═════ Data for the task ═════
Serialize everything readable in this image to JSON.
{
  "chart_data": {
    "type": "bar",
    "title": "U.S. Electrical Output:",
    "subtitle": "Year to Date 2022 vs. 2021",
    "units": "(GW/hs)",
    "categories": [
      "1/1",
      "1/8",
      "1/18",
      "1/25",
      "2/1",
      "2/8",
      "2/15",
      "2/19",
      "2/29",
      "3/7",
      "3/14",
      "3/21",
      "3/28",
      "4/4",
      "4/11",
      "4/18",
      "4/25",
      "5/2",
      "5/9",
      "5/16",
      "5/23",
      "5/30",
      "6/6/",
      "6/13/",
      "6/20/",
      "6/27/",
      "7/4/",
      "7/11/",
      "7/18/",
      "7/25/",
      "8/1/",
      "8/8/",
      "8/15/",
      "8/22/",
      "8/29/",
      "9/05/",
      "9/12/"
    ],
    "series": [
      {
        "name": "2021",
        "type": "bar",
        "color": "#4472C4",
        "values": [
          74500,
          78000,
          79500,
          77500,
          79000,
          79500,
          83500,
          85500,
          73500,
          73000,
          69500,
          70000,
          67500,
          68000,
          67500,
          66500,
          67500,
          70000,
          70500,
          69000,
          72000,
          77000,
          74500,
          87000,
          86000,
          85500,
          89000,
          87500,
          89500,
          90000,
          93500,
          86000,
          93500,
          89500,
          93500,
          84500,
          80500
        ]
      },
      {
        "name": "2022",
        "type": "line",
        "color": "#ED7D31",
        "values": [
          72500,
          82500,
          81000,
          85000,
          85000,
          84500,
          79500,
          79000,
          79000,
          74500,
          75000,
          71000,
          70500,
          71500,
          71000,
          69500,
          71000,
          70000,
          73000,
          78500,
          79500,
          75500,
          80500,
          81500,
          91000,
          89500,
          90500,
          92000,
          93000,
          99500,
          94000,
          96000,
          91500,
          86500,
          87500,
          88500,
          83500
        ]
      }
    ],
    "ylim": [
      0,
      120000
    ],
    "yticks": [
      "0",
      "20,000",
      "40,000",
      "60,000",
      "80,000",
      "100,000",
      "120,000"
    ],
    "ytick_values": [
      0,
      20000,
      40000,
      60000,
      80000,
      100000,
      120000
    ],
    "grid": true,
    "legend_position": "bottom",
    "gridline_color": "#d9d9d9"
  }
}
═════
Short problem:
Reproduce the material above without altering a single character.

Exercise answer:
Serialize everything readable in this image to JSON.
{
  "chart_data": {
    "type": "bar",
    "title": "U.S. Electrical Output:",
    "subtitle": "Year to Date 2022 vs. 2021",
    "units": "(GW/hs)",
    "categories": [
      "1/1",
      "1/8",
      "1/18",
      "1/25",
      "2/1",
      "2/8",
      "2/15",
      "2/19",
      "2/29",
      "3/7",
      "3/14",
      "3/21",
      "3/28",
      "4/4",
      "4/11",
      "4/18",
      "4/25",
      "5/2",
      "5/9",
      "5/16",
      "5/23",
      "5/30",
      "6/6/",
      "6/13/",
      "6/20/",
      "6/27/",
      "7/4/",
      "7/11/",
      "7/18/",
      "7/25/",
      "8/1/",
      "8/8/",
      "8/15/",
      "8/22/",
      "8/29/",
      "9/05/",
      "9/12/"
    ],
    "series": [
      {
        "name": "2021",
        "type": "bar",
        "color": "#4472C4",
        "values": [
          74500,
          78000,
          79500,
          77500,
          79000,
          79500,
          83500,
          85500,
          73500,
          73000,
          69500,
          70000,
          67500,
          68000,
          67500,
          66500,
          67500,
          70000,
          70500,
          69000,
          72000,
          77000,
          74500,
          87000,
          86000,
          85500,
          89000,
          87500,
          89500,
          90000,
          93500,
          86000,
          93500,
          89500,
          93500,
          84500,
          80500
        ]
      },
      {
        "name": "2022",
        "type": "line",
        "color": "#ED7D31",
        "values": [
          72500,
          82500,
          81000,
          85000,
          85000,
          84500,
          79500,
          79000,
          79000,
          74500,
          75000,
          71000,
          70500,
          71500,
          71000,
          69500,
          71000,
          70000,
          73000,
          78500,
          79500,
          75500,
          80500,
          81500,
          91000,
          89500,
          90500,
          92000,
          93000,
          99500,
          94000,
          96000,
          91500,
          86500,
          87500,
          88500,
          83500
        ]
      }
    ],
    "ylim": [
      0,
      120000
    ],
    "yticks": [
      "0",
      "20,000",
      "40,000",
      "60,000",
      "80,000",
      "100,000",
      "120,000"
    ],
    "ytick_values": [
      0,
      20000,
      40000,
      60000,
      80000,
      100000,
      120000
    ],
    "grid": true,
    "legend_position": "bottom",
    "gridline_color": "#d9d9d9"
  }
}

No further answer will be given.